Data records
[Begin]
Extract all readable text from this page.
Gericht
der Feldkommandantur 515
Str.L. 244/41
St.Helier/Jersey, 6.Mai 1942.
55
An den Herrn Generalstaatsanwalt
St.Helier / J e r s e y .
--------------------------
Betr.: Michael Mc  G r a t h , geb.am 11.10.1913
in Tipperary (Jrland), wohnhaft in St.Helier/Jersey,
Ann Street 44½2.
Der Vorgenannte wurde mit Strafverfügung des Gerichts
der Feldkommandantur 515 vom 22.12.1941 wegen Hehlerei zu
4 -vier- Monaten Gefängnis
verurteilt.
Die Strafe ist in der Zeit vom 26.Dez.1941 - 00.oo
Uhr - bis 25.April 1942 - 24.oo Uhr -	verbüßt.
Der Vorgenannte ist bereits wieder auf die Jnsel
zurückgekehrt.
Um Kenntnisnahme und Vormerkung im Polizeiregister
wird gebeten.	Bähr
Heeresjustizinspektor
[End]
Reproduce the entire listing word for word.

* _ANSWER TO THIS PROBLEM_:
Extract all readable text from this page.
Gericht
der Feldkommandantur 515
Str.L. 244/41
St.Helier/Jersey, 6.Mai 1942.
55
An den Herrn Generalstaatsanwalt
St.Helier / J e r s e y .
--------------------------
Betr.: Michael Mc  G r a t h , geb.am 11.10.1913
in Tipperary (Jrland), wohnhaft in St.Helier/Jersey,
Ann Street 44½2.
Der Vorgenannte wurde mit Strafverfügung des Gerichts
der Feldkommandantur 515 vom 22.12.1941 wegen Hehlerei zu
4 -vier- Monaten Gefängnis
verurteilt.
Die Strafe ist in der Zeit vom 26.Dez.1941 - 00.oo
Uhr - bis 25.April 1942 - 24.oo Uhr -	verbüßt.
Der Vorgenannte ist bereits wieder auf die Jnsel
zurückgekehrt.
Um Kenntnisnahme und Vormerkung im Polizeiregister
wird gebeten.	Bähr
Heeresjustizinspektor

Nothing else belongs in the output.